Tally the lines in the listing below that contain "total" and report the tally alone.

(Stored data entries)
______________________________
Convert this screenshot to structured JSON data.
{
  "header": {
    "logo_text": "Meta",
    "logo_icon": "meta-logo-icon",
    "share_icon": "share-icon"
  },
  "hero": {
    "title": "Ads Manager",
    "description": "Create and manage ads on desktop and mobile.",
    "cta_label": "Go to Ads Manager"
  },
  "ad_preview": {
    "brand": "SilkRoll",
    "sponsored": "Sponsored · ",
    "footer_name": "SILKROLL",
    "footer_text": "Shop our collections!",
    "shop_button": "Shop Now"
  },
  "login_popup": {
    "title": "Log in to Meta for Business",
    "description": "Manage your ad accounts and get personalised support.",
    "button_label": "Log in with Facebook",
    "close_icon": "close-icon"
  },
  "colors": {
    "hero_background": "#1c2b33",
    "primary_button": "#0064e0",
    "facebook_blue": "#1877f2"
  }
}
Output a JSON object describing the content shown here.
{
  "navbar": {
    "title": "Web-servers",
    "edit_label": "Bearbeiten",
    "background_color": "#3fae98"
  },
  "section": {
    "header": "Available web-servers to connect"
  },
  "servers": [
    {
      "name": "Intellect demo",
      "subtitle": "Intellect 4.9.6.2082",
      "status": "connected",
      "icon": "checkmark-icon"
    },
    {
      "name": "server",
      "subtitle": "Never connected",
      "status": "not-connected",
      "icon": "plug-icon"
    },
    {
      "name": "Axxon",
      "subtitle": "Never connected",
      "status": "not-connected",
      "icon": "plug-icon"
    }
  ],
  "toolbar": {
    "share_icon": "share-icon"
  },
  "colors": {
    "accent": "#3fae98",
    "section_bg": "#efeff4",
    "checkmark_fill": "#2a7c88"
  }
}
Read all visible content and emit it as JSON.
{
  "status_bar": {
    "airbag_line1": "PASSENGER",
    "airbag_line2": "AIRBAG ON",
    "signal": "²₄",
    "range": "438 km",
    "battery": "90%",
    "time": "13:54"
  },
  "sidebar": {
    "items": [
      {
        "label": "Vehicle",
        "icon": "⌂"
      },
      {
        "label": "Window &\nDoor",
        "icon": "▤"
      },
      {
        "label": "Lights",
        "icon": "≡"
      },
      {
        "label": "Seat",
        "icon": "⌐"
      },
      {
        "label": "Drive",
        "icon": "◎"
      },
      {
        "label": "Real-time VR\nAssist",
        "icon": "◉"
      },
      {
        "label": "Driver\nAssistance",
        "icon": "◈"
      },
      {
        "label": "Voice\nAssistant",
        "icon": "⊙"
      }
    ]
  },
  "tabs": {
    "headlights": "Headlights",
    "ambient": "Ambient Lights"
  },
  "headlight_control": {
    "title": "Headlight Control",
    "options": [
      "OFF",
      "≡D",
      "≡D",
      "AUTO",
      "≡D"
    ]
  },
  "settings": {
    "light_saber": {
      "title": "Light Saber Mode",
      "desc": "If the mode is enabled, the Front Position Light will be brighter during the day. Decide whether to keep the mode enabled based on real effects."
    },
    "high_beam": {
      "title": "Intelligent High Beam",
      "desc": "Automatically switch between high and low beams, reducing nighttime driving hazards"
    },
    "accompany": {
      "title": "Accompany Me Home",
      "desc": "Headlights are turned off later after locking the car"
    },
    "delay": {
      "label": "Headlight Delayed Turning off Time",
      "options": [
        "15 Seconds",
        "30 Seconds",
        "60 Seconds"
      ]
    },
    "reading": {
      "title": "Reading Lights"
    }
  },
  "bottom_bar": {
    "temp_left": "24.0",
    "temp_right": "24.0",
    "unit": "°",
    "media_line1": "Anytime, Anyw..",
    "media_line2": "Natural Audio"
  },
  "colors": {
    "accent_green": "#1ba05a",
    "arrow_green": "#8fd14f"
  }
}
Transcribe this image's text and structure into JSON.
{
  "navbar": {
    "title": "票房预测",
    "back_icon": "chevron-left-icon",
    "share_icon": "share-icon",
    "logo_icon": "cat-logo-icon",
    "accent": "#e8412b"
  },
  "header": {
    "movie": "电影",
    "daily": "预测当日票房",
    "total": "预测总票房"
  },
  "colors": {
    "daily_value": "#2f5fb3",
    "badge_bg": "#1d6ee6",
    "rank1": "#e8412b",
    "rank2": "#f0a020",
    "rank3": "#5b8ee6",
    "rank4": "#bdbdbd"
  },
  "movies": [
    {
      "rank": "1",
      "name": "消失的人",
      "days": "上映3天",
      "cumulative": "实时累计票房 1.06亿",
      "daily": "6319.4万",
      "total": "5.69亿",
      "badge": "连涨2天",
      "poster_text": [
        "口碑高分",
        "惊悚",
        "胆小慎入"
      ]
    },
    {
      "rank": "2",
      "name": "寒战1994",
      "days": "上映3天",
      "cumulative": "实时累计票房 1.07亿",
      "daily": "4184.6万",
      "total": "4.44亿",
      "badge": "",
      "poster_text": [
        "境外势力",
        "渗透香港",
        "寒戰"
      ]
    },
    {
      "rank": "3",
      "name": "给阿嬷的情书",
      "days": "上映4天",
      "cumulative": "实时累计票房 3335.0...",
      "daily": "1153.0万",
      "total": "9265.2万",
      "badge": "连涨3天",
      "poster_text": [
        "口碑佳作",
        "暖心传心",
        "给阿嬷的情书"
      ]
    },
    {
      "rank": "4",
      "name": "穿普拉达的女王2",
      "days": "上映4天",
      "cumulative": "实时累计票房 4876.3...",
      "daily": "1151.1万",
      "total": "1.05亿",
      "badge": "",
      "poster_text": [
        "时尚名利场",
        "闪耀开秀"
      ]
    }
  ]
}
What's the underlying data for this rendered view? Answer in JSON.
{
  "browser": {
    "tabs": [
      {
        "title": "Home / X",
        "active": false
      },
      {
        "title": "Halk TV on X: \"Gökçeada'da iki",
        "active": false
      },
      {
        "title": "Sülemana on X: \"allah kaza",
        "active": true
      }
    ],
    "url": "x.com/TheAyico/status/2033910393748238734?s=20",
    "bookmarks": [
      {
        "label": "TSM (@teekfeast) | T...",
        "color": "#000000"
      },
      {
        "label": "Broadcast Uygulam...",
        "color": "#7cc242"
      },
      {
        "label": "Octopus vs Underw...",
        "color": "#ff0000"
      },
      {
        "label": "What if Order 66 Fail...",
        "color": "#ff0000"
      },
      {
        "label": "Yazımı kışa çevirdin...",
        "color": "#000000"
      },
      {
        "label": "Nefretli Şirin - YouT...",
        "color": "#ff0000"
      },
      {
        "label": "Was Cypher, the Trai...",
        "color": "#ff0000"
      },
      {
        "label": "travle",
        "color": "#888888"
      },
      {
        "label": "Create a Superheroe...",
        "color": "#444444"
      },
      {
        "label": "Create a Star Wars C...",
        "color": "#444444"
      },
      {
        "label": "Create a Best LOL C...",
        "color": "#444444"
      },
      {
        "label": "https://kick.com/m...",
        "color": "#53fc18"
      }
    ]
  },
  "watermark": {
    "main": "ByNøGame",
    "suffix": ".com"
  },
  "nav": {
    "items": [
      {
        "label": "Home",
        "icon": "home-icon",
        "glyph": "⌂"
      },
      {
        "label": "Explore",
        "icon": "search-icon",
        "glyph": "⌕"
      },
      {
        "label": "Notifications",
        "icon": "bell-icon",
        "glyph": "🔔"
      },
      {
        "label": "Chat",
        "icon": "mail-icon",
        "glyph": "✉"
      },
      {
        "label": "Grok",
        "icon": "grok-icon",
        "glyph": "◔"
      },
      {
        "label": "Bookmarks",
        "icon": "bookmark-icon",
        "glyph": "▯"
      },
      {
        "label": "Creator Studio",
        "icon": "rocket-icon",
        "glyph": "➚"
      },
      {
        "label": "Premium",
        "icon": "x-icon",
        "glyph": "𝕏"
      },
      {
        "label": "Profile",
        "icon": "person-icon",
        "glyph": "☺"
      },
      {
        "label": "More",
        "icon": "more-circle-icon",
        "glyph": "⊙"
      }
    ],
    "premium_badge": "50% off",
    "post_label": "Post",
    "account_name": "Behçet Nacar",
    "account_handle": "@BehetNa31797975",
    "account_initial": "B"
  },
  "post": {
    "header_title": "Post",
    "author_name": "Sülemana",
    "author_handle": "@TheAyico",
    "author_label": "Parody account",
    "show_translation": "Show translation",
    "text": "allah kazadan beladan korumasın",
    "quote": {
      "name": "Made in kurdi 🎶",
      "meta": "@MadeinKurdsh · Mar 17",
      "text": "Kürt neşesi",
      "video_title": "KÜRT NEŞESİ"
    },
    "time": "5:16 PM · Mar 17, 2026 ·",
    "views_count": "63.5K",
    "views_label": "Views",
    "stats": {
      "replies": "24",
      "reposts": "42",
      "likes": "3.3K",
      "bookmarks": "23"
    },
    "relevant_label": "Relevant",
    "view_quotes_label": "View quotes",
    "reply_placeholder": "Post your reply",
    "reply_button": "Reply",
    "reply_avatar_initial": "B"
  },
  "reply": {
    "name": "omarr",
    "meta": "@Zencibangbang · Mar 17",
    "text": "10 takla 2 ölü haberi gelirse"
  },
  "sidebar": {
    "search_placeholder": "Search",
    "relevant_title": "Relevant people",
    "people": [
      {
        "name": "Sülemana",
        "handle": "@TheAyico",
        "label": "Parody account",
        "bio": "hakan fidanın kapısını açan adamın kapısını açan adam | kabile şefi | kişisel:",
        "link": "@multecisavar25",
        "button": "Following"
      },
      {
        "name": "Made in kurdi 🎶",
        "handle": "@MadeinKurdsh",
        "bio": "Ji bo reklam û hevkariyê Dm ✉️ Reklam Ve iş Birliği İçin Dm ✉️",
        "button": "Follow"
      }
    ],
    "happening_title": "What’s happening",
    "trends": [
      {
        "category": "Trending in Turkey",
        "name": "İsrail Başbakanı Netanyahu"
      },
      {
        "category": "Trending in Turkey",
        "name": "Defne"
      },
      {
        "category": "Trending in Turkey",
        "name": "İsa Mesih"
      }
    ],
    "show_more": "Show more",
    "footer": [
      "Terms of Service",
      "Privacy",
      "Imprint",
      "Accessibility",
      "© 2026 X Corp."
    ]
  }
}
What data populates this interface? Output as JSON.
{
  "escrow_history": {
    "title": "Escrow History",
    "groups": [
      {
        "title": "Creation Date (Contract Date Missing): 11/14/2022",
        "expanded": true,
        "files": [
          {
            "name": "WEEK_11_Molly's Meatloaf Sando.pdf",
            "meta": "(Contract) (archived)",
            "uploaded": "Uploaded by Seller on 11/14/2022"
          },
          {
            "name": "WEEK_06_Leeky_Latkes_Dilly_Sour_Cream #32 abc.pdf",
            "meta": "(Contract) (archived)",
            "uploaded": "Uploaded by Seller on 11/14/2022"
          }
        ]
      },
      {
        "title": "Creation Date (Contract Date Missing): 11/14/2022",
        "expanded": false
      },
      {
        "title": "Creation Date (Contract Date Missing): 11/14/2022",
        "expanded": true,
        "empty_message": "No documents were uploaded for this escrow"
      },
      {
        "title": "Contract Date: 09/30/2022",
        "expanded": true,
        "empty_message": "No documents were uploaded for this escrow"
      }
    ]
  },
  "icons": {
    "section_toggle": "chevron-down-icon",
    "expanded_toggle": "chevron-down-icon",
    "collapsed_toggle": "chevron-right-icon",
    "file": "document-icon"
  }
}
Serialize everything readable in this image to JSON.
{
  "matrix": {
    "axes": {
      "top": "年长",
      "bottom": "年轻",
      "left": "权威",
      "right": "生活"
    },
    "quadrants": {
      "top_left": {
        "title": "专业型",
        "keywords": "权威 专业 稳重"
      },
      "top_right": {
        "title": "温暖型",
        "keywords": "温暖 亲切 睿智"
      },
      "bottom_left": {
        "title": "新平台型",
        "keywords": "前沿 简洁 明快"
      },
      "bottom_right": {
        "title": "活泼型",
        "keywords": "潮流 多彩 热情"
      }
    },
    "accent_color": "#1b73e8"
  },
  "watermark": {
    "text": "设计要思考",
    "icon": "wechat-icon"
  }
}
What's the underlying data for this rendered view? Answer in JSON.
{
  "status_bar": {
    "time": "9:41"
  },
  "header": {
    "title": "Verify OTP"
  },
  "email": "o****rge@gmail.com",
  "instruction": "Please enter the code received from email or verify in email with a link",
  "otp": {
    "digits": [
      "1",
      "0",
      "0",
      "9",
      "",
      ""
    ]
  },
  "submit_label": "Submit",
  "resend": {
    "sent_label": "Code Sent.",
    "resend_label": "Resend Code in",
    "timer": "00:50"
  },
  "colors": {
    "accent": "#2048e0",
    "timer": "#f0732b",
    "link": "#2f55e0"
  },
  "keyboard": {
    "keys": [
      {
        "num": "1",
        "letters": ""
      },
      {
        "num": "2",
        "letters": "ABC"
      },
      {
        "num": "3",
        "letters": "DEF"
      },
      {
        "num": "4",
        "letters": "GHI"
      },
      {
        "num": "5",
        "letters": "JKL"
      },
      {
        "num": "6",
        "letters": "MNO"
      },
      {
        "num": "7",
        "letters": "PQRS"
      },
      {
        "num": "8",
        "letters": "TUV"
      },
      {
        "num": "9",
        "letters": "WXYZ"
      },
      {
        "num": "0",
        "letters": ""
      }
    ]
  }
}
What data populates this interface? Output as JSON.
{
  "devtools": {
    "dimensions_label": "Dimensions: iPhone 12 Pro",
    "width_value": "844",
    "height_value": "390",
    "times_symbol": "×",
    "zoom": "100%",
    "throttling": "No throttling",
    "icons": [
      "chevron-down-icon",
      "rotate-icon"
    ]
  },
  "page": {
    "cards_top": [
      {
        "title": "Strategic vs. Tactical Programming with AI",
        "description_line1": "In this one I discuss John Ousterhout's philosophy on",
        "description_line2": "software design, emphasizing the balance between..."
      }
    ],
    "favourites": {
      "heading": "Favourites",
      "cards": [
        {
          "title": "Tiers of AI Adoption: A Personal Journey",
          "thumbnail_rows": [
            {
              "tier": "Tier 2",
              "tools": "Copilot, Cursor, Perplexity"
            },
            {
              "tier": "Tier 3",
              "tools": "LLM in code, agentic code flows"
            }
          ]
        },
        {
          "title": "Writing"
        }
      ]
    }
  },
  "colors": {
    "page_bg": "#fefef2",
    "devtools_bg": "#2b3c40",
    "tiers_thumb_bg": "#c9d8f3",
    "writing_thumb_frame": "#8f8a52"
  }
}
______________________________
Response - 5